** Directions **
Print the records again, character for character.

** Extracted material **
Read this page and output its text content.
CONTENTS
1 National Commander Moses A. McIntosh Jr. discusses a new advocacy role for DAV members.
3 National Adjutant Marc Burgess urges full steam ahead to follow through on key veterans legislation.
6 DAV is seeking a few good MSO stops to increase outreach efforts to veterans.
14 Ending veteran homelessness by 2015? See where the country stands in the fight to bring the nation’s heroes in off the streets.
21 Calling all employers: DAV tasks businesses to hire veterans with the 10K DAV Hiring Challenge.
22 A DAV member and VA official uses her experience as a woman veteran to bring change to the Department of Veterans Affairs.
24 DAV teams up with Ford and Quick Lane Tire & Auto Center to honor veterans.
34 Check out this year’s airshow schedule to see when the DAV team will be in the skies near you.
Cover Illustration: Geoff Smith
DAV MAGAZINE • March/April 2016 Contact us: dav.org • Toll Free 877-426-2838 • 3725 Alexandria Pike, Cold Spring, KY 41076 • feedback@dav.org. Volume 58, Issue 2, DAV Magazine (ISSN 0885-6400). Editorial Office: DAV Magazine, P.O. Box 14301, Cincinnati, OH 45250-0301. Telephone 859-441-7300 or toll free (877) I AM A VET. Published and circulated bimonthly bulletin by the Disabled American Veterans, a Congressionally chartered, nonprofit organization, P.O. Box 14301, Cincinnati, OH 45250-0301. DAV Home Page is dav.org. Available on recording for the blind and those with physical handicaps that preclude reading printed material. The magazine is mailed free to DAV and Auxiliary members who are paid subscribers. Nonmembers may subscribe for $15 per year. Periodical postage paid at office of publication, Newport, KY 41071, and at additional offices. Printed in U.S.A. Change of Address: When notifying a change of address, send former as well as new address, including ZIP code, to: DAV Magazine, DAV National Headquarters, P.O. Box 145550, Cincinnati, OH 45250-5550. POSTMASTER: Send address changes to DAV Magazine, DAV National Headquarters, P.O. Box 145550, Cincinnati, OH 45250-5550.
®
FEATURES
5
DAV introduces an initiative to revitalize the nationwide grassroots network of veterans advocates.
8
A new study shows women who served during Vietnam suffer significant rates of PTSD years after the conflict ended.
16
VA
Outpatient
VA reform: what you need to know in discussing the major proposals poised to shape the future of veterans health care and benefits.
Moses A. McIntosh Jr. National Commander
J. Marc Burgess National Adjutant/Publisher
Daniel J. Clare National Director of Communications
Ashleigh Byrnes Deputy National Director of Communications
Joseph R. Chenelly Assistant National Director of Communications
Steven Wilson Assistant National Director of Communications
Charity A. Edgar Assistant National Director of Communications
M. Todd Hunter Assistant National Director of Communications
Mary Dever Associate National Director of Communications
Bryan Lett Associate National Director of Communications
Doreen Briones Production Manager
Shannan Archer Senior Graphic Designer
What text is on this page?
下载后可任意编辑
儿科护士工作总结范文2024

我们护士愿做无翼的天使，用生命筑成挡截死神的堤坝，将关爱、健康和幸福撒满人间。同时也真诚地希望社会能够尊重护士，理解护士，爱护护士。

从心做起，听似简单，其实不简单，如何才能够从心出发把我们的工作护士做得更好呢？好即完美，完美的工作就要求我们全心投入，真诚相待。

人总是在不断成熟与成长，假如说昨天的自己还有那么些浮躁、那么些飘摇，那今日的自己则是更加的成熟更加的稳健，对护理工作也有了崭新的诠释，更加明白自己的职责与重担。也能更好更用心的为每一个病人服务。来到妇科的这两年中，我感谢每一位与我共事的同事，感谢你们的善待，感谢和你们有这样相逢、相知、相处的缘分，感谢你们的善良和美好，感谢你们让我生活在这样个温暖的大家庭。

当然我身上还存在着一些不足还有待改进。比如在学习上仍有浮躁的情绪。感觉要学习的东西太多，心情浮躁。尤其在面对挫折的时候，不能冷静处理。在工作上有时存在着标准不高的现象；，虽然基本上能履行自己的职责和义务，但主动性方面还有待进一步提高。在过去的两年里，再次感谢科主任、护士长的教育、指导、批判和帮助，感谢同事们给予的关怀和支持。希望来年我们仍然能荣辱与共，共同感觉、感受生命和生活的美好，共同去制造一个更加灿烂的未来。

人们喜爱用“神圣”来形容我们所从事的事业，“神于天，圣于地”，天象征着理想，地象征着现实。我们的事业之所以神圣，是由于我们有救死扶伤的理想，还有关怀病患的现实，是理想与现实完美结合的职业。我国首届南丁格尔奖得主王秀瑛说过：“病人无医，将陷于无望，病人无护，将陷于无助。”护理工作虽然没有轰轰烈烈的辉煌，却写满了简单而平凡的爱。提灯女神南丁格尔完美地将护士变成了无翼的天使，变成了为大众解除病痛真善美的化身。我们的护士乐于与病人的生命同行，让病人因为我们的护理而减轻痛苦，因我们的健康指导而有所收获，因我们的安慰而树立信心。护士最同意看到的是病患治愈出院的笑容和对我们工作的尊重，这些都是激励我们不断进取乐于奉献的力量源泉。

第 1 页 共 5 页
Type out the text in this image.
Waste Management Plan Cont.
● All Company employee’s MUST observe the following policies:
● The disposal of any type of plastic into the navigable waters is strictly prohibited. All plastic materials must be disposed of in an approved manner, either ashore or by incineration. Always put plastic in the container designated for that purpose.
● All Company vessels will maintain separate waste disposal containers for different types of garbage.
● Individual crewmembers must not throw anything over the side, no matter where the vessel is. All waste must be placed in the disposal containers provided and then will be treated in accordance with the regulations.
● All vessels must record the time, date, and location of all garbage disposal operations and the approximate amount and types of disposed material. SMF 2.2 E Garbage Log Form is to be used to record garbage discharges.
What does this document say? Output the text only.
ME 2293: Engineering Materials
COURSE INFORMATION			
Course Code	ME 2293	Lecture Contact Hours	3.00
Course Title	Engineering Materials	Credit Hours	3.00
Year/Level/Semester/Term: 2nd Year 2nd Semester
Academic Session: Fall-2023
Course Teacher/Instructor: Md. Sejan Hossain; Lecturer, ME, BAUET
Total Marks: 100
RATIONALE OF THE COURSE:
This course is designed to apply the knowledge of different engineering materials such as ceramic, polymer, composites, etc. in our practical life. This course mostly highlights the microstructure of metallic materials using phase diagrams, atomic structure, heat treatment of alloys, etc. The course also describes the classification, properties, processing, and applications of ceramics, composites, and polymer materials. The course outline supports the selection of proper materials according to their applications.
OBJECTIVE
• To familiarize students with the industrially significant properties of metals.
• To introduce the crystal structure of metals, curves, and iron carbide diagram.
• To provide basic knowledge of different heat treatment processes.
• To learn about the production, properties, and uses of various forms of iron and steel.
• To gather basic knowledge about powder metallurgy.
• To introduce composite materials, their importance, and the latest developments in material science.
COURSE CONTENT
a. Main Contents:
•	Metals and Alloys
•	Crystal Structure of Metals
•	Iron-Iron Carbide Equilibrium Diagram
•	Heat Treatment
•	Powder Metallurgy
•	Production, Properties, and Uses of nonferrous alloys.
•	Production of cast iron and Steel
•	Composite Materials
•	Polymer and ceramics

** Answer to this task **
Read this page and output its text content.
CONTENTS
1 National Commander Moses A. McIntosh Jr. discusses a new advocacy role for DAV members.
3 National Adjutant Marc Burgess urges full steam ahead to follow through on key veterans legislation.
6 DAV is seeking a few good MSO stops to increase outreach efforts to veterans.
14 Ending veteran homelessness by 2015? See where the country stands in the fight to bring the nation’s heroes in off the streets.
21 Calling all employers: DAV tasks businesses to hire veterans with the 10K DAV Hiring Challenge.
22 A DAV member and VA official uses her experience as a woman veteran to bring change to the Department of Veterans Affairs.
24 DAV teams up with Ford and Quick Lane Tire & Auto Center to honor veterans.
34 Check out this year’s airshow schedule to see when the DAV team will be in the skies near you.
Cover Illustration: Geoff Smith
DAV MAGAZINE • March/April 2016 Contact us: dav.org • Toll Free 877-426-2838 • 3725 Alexandria Pike, Cold Spring, KY 41076 • feedback@dav.org. Volume 58, Issue 2, DAV Magazine (ISSN 0885-6400). Editorial Office: DAV Magazine, P.O. Box 14301, Cincinnati, OH 45250-0301. Telephone 859-441-7300 or toll free (877) I AM A VET. Published and circulated bimonthly bulletin by the Disabled American Veterans, a Congressionally chartered, nonprofit organization, P.O. Box 14301, Cincinnati, OH 45250-0301. DAV Home Page is dav.org. Available on recording for the blind and those with physical handicaps that preclude reading printed material. The magazine is mailed free to DAV and Auxiliary members who are paid subscribers. Nonmembers may subscribe for $15 per year. Periodical postage paid at office of publication, Newport, KY 41071, and at additional offices. Printed in U.S.A. Change of Address: When notifying a change of address, send former as well as new address, including ZIP code, to: DAV Magazine, DAV National Headquarters, P.O. Box 145550, Cincinnati, OH 45250-5550. POSTMASTER: Send address changes to DAV Magazine, DAV National Headquarters, P.O. Box 145550, Cincinnati, OH 45250-5550.
®
FEATURES
5
DAV introduces an initiative to revitalize the nationwide grassroots network of veterans advocates.
8
A new study shows women who served during Vietnam suffer significant rates of PTSD years after the conflict ended.
16
VA
Outpatient
VA reform: what you need to know in discussing the major proposals poised to shape the future of veterans health care and benefits.
Moses A. McIntosh Jr. National Commander
J. Marc Burgess National Adjutant/Publisher
Daniel J. Clare National Director of Communications
Ashleigh Byrnes Deputy National Director of Communications
Joseph R. Chenelly Assistant National Director of Communications
Steven Wilson Assistant National Director of Communications
Charity A. Edgar Assistant National Director of Communications
M. Todd Hunter Assistant National Director of Communications
Mary Dever Associate National Director of Communications
Bryan Lett Associate National Director of Communications
Doreen Briones Production Manager
Shannan Archer Senior Graphic Designer
What text is on this page?
下载后可任意编辑
儿科护士工作总结范文2024

我们护士愿做无翼的天使，用生命筑成挡截死神的堤坝，将关爱、健康和幸福撒满人间。同时也真诚地希望社会能够尊重护士，理解护士，爱护护士。

从心做起，听似简单，其实不简单，如何才能够从心出发把我们的工作护士做得更好呢？好即完美，完美的工作就要求我们全心投入，真诚相待。

人总是在不断成熟与成长，假如说昨天的自己还有那么些浮躁、那么些飘摇，那今日的自己则是更加的成熟更加的稳健，对护理工作也有了崭新的诠释，更加明白自己的职责与重担。也能更好更用心的为每一个病人服务。来到妇科的这两年中，我感谢每一位与我共事的同事，感谢你们的善待，感谢和你们有这样相逢、相知、相处的缘分，感谢你们的善良和美好，感谢你们让我生活在这样个温暖的大家庭。

当然我身上还存在着一些不足还有待改进。比如在学习上仍有浮躁的情绪。感觉要学习的东西太多，心情浮躁。尤其在面对挫折的时候，不能冷静处理。在工作上有时存在着标准不高的现象；，虽然基本上能履行自己的职责和义务，但主动性方面还有待进一步提高。在过去的两年里，再次感谢科主任、护士长的教育、指导、批判和帮助，感谢同事们给予的关怀和支持。希望来年我们仍然能荣辱与共，共同感觉、感受生命和生活的美好，共同去制造一个更加灿烂的未来。

人们喜爱用“神圣”来形容我们所从事的事业，“神于天，圣于地”，天象征着理想，地象征着现实。我们的事业之所以神圣，是由于我们有救死扶伤的理想，还有关怀病患的现实，是理想与现实完美结合的职业。我国首届南丁格尔奖得主王秀瑛说过：“病人无医，将陷于无望，病人无护，将陷于无助。”护理工作虽然没有轰轰烈烈的辉煌，却写满了简单而平凡的爱。提灯女神南丁格尔完美地将护士变成了无翼的天使，变成了为大众解除病痛真善美的化身。我们的护士乐于与病人的生命同行，让病人因为我们的护理而减轻痛苦，因我们的健康指导而有所收获，因我们的安慰而树立信心。护士最同意看到的是病患治愈出院的笑容和对我们工作的尊重，这些都是激励我们不断进取乐于奉献的力量源泉。

第 1 页 共 5 页
Type out the text in this image.
Waste Management Plan Cont.
● All Company employee’s MUST observe the following policies:
● The disposal of any type of plastic into the navigable waters is strictly prohibited. All plastic materials must be disposed of in an approved manner, either ashore or by incineration. Always put plastic in the container designated for that purpose.
● All Company vessels will maintain separate waste disposal containers for different types of garbage.
● Individual crewmembers must not throw anything over the side, no matter where the vessel is. All waste must be placed in the disposal containers provided and then will be treated in accordance with the regulations.
● All vessels must record the time, date, and location of all garbage disposal operations and the approximate amount and types of disposed material. SMF 2.2 E Garbage Log Form is to be used to record garbage discharges.
What does this document say? Output the text only.
ME 2293: Engineering Materials
COURSE INFORMATION			
Course Code	ME 2293	Lecture Contact Hours	3.00
Course Title	Engineering Materials	Credit Hours	3.00
Year/Level/Semester/Term: 2nd Year 2nd Semester
Academic Session: Fall-2023
Course Teacher/Instructor: Md. Sejan Hossain; Lecturer, ME, BAUET
Total Marks: 100
RATIONALE OF THE COURSE:
This course is designed to apply the knowledge of different engineering materials such as ceramic, polymer, composites, etc. in our practical life. This course mostly highlights the microstructure of metallic materials using phase diagrams, atomic structure, heat treatment of alloys, etc. The course also describes the classification, properties, processing, and applications of ceramics, composites, and polymer materials. The course outline supports the selection of proper materials according to their applications.
OBJECTIVE
• To familiarize students with the industrially significant properties of metals.
• To introduce the crystal structure of metals, curves, and iron carbide diagram.
• To provide basic knowledge of different heat treatment processes.
• To learn about the production, properties, and uses of various forms of iron and steel.
• To gather basic knowledge about powder metallurgy.
• To introduce composite materials, their importance, and the latest developments in material science.
COURSE CONTENT
a. Main Contents:
•	Metals and Alloys
•	Crystal Structure of Metals
•	Iron-Iron Carbide Equilibrium Diagram
•	Heat Treatment
•	Powder Metallurgy
•	Production, Properties, and Uses of nonferrous alloys.
•	Production of cast iron and Steel
•	Composite Materials
•	Polymer and ceramics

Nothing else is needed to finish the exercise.